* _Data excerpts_
########

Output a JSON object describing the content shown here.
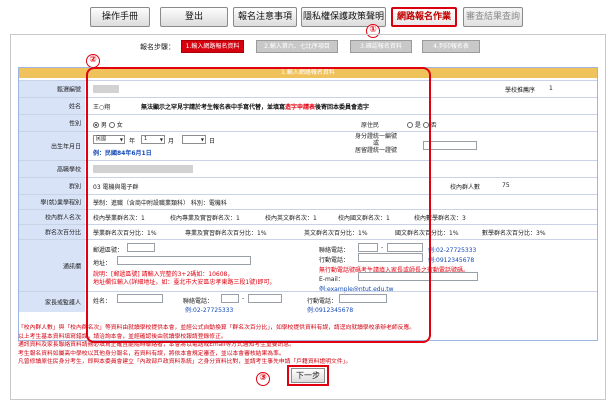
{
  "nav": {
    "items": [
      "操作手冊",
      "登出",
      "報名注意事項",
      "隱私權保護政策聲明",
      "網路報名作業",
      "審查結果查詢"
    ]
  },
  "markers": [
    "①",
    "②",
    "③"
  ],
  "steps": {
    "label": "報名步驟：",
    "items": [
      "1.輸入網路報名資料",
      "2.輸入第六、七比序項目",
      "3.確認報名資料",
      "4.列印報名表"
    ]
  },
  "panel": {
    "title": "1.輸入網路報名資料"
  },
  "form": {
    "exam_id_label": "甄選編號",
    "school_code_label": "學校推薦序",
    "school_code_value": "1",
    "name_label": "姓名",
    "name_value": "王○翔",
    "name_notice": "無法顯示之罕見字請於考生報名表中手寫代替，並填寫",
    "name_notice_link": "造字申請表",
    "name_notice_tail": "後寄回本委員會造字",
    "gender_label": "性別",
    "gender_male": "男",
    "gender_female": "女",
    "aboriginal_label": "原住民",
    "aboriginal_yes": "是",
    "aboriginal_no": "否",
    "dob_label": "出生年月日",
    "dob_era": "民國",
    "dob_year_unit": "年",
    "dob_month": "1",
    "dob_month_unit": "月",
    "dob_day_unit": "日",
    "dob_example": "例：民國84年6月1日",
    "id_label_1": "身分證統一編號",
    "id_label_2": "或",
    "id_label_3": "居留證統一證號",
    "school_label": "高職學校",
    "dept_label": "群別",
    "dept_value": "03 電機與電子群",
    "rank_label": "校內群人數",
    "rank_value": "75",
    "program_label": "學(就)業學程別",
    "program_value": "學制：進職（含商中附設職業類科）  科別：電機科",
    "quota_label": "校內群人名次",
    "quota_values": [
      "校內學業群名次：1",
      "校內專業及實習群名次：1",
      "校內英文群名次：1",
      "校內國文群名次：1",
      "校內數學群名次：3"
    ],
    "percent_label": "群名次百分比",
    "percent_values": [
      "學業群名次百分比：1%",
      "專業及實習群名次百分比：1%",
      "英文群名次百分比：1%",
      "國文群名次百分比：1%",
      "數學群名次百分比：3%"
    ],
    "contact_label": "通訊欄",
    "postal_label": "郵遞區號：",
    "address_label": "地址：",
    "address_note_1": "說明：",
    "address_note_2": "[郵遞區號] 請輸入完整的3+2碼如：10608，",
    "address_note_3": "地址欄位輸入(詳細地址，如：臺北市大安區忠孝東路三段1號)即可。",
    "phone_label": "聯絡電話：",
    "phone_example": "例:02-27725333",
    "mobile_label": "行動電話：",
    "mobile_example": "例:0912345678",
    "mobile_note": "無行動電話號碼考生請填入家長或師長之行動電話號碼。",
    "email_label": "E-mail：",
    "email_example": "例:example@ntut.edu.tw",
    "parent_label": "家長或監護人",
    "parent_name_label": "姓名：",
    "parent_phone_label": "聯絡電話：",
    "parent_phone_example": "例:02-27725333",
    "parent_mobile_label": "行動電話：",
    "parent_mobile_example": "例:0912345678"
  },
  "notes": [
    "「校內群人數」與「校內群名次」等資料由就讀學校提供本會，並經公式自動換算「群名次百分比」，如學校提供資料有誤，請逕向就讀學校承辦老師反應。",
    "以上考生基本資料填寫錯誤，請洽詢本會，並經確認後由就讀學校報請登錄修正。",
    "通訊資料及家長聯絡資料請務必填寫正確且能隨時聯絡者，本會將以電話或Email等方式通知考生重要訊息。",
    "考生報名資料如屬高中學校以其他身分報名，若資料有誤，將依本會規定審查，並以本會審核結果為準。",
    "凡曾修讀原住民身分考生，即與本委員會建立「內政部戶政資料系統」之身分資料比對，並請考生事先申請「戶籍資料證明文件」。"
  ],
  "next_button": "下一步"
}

########

* _Given problem_
Write out the listing word for word, omitting the pictures it holds.

* _Output_
Output a JSON object describing the content shown here.
{
  "nav": {
    "items": [
      "操作手冊",
      "登出",
      "報名注意事項",
      "隱私權保護政策聲明",
      "網路報名作業",
      "審查結果查詢"
    ]
  },
  "markers": [
    "①",
    "②",
    "③"
  ],
  "steps": {
    "label": "報名步驟：",
    "items": [
      "1.輸入網路報名資料",
      "2.輸入第六、七比序項目",
      "3.確認報名資料",
      "4.列印報名表"
    ]
  },
  "panel": {
    "title": "1.輸入網路報名資料"
  },
  "form": {
    "exam_id_label": "甄選編號",
    "school_code_label": "學校推薦序",
    "school_code_value": "1",
    "name_label": "姓名",
    "name_value": "王○翔",
    "name_notice": "無法顯示之罕見字請於考生報名表中手寫代替，並填寫",
    "name_notice_link": "造字申請表",
    "name_notice_tail": "後寄回本委員會造字",
    "gender_label": "性別",
    "gender_male": "男",
    "gender_female": "女",
    "aboriginal_label": "原住民",
    "aboriginal_yes": "是",
    "aboriginal_no": "否",
    "dob_label": "出生年月日",
    "dob_era": "民國",
    "dob_year_unit": "年",
    "dob_month": "1",
    "dob_month_unit": "月",
    "dob_day_unit": "日",
    "dob_example": "例：民國84年6月1日",
    "id_label_1": "身分證統一編號",
    "id_label_2": "或",
    "id_label_3": "居留證統一證號",
    "school_label": "高職學校",
    "dept_label": "群別",
    "dept_value": "03 電機與電子群",
    "rank_label": "校內群人數",
    "rank_value": "75",
    "program_label": "學(就)業學程別",
    "program_value": "學制：進職（含商中附設職業類科）  科別：電機科",
    "quota_label": "校內群人名次",
    "quota_values": [
      "校內學業群名次：1",
      "校內專業及實習群名次：1",
      "校內英文群名次：1",
      "校內國文群名次：1",
      "校內數學群名次：3"
    ],
    "percent_label": "群名次百分比",
    "percent_values": [
      "學業群名次百分比：1%",
      "專業及實習群名次百分比：1%",
      "英文群名次百分比：1%",
      "國文群名次百分比：1%",
      "數學群名次百分比：3%"
    ],
    "contact_label": "通訊欄",
    "postal_label": "郵遞區號：",
    "address_label": "地址：",
    "address_note_1": "說明：",
    "address_note_2": "[郵遞區號] 請輸入完整的3+2碼如：10608，",
    "address_note_3": "地址欄位輸入(詳細地址，如：臺北市大安區忠孝東路三段1號)即可。",
    "phone_label": "聯絡電話：",
    "phone_example": "例:02-27725333",
    "mobile_label": "行動電話：",
    "mobile_example": "例:0912345678",
    "mobile_note": "無行動電話號碼考生請填入家長或師長之行動電話號碼。",
    "email_label": "E-mail：",
    "email_example": "例:example@ntut.edu.tw",
    "parent_label": "家長或監護人",
    "parent_name_label": "姓名：",
    "parent_phone_label": "聯絡電話：",
    "parent_phone_example": "例:02-27725333",
    "parent_mobile_label": "行動電話：",
    "parent_mobile_example": "例:0912345678"
  },
  "notes": [
    "「校內群人數」與「校內群名次」等資料由就讀學校提供本會，並經公式自動換算「群名次百分比」，如學校提供資料有誤，請逕向就讀學校承辦老師反應。",
    "以上考生基本資料填寫錯誤，請洽詢本會，並經確認後由就讀學校報請登錄修正。",
    "通訊資料及家長聯絡資料請務必填寫正確且能隨時聯絡者，本會將以電話或Email等方式通知考生重要訊息。",
    "考生報名資料如屬高中學校以其他身分報名，若資料有誤，將依本會規定審查，並以本會審核結果為準。",
    "凡曾修讀原住民身分考生，即與本委員會建立「內政部戶政資料系統」之身分資料比對，並請考生事先申請「戶籍資料證明文件」。"
  ],
  "next_button": "下一步"
}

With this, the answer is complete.